**Written instruction**
What is the number of lines in the data holding the word "this"? Give that number by itself.

* Start Raw records *

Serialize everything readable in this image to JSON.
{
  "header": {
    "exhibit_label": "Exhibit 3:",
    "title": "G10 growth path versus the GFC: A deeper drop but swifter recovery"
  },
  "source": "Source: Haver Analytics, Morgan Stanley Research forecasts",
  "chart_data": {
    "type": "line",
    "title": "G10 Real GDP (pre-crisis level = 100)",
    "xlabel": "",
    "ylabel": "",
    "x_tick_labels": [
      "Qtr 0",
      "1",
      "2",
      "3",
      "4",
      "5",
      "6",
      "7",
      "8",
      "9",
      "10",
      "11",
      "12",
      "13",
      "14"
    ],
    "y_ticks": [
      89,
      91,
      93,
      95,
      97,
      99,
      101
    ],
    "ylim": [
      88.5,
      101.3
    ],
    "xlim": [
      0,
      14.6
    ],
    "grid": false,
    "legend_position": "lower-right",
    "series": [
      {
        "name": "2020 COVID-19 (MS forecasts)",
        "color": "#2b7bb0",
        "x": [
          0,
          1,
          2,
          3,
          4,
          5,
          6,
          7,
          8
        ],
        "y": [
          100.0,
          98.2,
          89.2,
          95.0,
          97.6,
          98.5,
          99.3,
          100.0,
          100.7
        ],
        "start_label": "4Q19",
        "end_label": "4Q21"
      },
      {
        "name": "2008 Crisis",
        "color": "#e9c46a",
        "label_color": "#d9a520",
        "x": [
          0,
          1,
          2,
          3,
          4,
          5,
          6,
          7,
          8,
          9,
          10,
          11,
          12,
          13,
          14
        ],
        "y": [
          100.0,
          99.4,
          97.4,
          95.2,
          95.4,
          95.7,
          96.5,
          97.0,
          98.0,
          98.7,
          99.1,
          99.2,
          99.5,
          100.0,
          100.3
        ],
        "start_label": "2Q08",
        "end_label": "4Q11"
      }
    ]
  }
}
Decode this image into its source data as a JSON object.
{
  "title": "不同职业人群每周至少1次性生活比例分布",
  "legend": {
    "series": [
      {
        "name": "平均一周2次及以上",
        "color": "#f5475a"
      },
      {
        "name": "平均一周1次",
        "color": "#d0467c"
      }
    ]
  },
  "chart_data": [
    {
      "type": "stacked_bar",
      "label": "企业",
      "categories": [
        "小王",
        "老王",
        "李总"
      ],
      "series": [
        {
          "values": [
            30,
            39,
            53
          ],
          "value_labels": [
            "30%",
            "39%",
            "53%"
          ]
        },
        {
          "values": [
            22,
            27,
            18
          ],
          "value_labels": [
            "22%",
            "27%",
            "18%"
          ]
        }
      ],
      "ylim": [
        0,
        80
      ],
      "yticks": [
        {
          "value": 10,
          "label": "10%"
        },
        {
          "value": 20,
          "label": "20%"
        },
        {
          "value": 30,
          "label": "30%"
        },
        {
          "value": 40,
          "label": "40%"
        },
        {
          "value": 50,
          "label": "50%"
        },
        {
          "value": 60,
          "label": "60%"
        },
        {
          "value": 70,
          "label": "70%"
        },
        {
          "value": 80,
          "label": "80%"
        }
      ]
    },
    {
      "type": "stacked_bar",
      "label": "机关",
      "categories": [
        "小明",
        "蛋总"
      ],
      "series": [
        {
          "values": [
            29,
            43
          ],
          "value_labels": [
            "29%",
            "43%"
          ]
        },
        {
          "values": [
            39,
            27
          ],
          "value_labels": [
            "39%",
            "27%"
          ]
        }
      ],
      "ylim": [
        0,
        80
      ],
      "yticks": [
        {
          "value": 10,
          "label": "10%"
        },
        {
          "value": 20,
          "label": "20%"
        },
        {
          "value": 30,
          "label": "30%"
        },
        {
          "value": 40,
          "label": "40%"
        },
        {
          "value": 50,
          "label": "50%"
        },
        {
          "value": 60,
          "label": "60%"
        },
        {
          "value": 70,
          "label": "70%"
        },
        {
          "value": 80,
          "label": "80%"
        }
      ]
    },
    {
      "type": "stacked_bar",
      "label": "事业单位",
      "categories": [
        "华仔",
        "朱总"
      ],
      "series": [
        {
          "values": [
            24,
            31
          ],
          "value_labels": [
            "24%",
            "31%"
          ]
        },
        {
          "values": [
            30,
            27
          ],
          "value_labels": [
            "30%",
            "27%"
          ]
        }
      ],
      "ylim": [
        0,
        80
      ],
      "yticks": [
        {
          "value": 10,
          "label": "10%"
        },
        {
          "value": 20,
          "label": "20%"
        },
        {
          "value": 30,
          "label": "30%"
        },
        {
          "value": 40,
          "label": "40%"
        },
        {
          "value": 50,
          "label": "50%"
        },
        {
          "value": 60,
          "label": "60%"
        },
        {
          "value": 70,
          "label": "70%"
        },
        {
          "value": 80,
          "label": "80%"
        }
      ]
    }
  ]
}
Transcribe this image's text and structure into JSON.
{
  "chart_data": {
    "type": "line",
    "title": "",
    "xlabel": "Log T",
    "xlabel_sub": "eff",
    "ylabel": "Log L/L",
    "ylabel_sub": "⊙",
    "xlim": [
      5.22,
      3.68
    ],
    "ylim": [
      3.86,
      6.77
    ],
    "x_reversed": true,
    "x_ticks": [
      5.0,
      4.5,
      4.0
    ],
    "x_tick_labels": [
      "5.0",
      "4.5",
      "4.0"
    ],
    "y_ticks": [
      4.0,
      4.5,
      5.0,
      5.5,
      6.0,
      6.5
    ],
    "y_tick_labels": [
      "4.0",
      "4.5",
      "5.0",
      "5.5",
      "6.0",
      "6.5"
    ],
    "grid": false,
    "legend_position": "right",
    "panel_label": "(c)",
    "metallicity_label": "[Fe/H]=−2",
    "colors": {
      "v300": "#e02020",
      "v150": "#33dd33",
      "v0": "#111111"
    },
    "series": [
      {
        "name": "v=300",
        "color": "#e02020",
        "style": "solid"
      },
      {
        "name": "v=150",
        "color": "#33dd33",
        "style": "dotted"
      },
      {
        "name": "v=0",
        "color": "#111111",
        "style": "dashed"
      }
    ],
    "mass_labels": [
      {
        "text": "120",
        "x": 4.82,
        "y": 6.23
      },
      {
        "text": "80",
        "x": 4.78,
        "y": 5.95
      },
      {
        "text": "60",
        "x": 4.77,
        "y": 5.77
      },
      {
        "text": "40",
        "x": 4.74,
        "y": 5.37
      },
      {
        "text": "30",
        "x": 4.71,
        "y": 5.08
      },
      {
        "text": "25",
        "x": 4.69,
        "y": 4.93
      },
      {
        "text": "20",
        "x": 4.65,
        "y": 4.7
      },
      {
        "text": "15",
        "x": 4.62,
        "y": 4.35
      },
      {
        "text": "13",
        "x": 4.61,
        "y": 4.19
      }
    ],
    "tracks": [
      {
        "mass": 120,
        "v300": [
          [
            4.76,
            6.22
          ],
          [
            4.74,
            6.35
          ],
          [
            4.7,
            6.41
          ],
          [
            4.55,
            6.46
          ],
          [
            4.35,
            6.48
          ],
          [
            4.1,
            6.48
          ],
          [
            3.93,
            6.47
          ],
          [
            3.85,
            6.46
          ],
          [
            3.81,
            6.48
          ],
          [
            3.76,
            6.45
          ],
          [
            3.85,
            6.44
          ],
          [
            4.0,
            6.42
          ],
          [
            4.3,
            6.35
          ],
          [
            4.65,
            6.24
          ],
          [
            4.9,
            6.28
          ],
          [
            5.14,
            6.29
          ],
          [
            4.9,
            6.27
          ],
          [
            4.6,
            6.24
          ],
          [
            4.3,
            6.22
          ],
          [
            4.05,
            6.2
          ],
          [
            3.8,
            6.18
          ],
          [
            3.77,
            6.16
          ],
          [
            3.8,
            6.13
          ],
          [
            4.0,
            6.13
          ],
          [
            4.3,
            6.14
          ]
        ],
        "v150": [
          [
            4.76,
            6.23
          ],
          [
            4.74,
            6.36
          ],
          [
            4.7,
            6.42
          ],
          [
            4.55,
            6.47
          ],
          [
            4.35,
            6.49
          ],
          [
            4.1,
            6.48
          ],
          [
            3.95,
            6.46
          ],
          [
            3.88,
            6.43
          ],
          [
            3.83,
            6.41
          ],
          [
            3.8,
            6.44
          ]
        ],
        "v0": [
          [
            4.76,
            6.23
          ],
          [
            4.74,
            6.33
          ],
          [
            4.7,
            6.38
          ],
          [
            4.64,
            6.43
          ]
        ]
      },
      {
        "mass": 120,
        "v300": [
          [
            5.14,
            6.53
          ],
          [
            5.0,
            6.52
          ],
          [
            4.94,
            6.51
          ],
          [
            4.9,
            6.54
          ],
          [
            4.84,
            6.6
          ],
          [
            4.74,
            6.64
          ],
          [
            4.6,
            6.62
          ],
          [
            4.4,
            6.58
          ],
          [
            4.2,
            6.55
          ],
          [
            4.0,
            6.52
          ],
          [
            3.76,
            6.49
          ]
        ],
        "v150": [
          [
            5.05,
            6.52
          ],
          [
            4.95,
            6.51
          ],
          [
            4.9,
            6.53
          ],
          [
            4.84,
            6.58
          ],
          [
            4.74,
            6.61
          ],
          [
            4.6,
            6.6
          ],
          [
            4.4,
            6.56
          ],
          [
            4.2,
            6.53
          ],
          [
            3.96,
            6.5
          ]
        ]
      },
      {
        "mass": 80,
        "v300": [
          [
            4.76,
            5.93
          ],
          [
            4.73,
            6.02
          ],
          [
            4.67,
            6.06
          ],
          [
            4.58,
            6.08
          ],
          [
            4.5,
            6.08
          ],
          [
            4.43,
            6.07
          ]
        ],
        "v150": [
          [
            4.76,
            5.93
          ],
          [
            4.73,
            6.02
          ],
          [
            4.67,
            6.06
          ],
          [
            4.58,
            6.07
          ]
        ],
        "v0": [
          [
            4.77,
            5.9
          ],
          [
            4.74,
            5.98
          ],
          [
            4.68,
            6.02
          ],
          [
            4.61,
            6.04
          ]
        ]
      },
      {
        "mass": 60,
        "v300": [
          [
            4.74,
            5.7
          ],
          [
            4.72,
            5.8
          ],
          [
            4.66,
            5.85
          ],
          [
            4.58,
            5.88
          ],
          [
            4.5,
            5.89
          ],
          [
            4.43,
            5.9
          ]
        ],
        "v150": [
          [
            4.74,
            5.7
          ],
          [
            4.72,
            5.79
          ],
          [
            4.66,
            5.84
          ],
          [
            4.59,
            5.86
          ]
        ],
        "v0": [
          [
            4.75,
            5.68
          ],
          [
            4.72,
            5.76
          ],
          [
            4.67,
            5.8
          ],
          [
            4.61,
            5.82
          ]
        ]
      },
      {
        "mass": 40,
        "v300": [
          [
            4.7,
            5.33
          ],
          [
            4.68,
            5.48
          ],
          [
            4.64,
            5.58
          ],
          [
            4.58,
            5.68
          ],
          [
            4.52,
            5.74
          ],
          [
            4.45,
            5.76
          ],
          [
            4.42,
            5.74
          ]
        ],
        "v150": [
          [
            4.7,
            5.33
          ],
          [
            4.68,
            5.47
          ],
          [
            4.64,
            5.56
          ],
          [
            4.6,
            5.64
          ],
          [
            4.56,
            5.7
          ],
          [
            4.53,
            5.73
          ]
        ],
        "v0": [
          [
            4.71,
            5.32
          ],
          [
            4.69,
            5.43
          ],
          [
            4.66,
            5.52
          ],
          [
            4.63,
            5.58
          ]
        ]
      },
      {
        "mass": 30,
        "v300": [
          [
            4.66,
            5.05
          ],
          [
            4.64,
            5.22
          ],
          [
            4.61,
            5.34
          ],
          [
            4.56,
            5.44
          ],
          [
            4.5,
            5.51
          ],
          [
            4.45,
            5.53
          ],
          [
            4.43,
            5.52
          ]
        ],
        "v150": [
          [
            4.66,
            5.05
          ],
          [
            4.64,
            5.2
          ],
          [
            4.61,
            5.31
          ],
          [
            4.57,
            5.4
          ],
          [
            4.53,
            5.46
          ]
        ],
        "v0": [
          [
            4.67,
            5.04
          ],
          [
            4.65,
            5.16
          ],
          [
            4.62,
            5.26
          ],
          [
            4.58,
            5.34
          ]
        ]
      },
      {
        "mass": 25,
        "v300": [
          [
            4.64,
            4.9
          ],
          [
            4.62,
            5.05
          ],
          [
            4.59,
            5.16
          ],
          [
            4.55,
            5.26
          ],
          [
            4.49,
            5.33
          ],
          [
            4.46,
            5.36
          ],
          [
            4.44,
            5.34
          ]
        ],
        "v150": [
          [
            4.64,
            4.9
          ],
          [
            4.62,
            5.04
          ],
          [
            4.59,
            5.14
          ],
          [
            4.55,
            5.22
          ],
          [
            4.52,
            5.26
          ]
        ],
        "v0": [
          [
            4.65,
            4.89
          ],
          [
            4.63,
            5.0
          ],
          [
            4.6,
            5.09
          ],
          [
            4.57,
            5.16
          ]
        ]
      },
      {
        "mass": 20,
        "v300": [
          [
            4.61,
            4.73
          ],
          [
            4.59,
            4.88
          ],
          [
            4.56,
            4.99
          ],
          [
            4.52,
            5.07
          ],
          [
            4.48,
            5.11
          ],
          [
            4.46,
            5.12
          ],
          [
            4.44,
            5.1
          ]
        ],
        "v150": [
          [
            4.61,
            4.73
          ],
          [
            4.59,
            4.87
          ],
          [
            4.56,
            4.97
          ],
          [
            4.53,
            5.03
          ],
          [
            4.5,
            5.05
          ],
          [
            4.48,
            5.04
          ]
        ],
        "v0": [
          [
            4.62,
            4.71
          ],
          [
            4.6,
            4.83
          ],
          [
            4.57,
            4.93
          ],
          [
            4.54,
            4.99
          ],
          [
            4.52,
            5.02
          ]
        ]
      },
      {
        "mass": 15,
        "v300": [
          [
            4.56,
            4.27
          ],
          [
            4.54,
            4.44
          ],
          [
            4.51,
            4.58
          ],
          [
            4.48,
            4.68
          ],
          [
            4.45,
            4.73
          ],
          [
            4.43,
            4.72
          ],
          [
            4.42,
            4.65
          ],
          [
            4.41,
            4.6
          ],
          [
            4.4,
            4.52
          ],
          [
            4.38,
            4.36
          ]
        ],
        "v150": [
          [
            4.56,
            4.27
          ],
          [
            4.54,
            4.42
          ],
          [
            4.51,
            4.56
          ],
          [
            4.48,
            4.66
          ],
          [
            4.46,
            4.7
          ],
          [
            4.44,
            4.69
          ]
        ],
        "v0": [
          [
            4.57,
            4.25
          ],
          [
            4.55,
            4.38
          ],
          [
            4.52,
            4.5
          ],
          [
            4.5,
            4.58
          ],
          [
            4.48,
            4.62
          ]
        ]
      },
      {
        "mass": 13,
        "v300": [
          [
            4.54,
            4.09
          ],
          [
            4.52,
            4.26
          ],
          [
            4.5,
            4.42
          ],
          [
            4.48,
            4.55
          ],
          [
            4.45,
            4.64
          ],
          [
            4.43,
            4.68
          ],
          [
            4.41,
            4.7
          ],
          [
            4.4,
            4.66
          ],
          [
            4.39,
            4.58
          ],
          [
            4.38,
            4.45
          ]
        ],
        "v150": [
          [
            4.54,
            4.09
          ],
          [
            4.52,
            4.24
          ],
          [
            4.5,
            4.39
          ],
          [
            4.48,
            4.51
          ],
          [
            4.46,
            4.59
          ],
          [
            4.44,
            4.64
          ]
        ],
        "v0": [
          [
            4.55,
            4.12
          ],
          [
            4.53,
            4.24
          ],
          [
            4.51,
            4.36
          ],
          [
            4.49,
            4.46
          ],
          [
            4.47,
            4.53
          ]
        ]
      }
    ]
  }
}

* End Raw records *

**Solution to the problem**
3